[Task]: From the listing below, extract each entry exactly as written, minus the images.

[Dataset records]
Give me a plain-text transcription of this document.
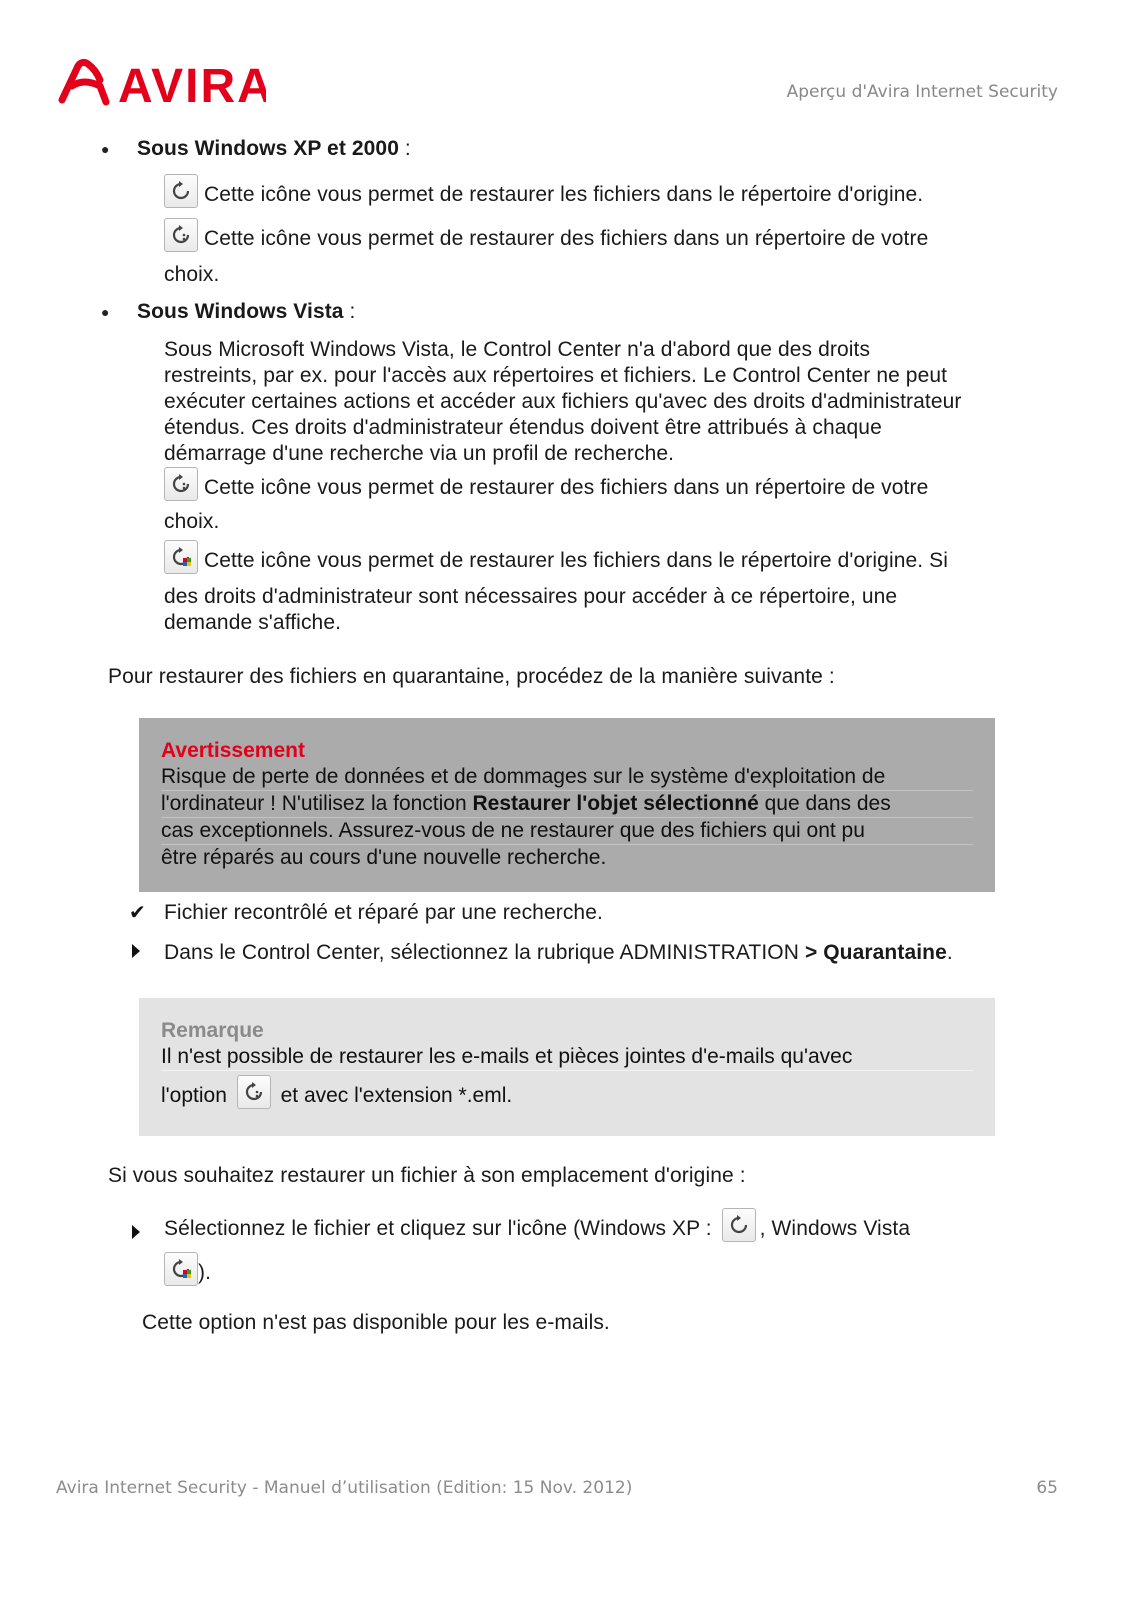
AVIRA	Aperçu d'Avira Internet Security
● Sous Windows XP et 2000 :
Cette icône vous permet de restaurer les fichiers dans le répertoire d'origine.
Cette icône vous permet de restaurer des fichiers dans un répertoire de votre
choix.
● Sous Windows Vista :
Sous Microsoft Windows Vista, le Control Center n'a d'abord que des droits
restreints, par ex. pour l'accès aux répertoires et fichiers. Le Control Center ne peut
exécuter certaines actions et accéder aux fichiers qu'avec des droits d'administrateur
étendus. Ces droits d'administrateur étendus doivent être attribués à chaque
démarrage d'une recherche via un profil de recherche.
Cette icône vous permet de restaurer des fichiers dans un répertoire de votre
choix.
Cette icône vous permet de restaurer les fichiers dans le répertoire d'origine. Si
des droits d'administrateur sont nécessaires pour accéder à ce répertoire, une
demande s'affiche.
Pour restaurer des fichiers en quarantaine, procédez de la manière suivante :
Avertissement
Risque de perte de données et de dommages sur le système d'exploitation de
l'ordinateur ! N'utilisez la fonction Restaurer l'objet sélectionné que dans des
cas exceptionnels. Assurez-vous de ne restaurer que des fichiers qui ont pu
être réparés au cours d'une nouvelle recherche.
✔ Fichier recontrôlé et réparé par une recherche.
Dans le Control Center, sélectionnez la rubrique ADMINISTRATION > Quarantaine.
Remarque
Il n'est possible de restaurer les e-mails et pièces jointes d'e-mails qu'avec
l'option	et avec l'extension *.eml.
Si vous souhaitez restaurer un fichier à son emplacement d'origine :
Sélectionnez le fichier et cliquez sur l'icône (Windows XP : , Windows Vista
).
Cette option n'est pas disponible pour les e-mails.
Avira Internet Security - Manuel d’utilisation (Edition: 15 Nov. 2012)	65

[Correct answer]:
Give me a plain-text transcription of this document.
AVIRA	Aperçu d'Avira Internet Security
● Sous Windows XP et 2000 :
Cette icône vous permet de restaurer les fichiers dans le répertoire d'origine.
Cette icône vous permet de restaurer des fichiers dans un répertoire de votre
choix.
● Sous Windows Vista :
Sous Microsoft Windows Vista, le Control Center n'a d'abord que des droits
restreints, par ex. pour l'accès aux répertoires et fichiers. Le Control Center ne peut
exécuter certaines actions et accéder aux fichiers qu'avec des droits d'administrateur
étendus. Ces droits d'administrateur étendus doivent être attribués à chaque
démarrage d'une recherche via un profil de recherche.
Cette icône vous permet de restaurer des fichiers dans un répertoire de votre
choix.
Cette icône vous permet de restaurer les fichiers dans le répertoire d'origine. Si
des droits d'administrateur sont nécessaires pour accéder à ce répertoire, une
demande s'affiche.
Pour restaurer des fichiers en quarantaine, procédez de la manière suivante :
Avertissement
Risque de perte de données et de dommages sur le système d'exploitation de
l'ordinateur ! N'utilisez la fonction Restaurer l'objet sélectionné que dans des
cas exceptionnels. Assurez-vous de ne restaurer que des fichiers qui ont pu
être réparés au cours d'une nouvelle recherche.
✔ Fichier recontrôlé et réparé par une recherche.
Dans le Control Center, sélectionnez la rubrique ADMINISTRATION > Quarantaine.
Remarque
Il n'est possible de restaurer les e-mails et pièces jointes d'e-mails qu'avec
l'option	et avec l'extension *.eml.
Si vous souhaitez restaurer un fichier à son emplacement d'origine :
Sélectionnez le fichier et cliquez sur l'icône (Windows XP : , Windows Vista
).
Cette option n'est pas disponible pour les e-mails.
Avira Internet Security - Manuel d’utilisation (Edition: 15 Nov. 2012)	65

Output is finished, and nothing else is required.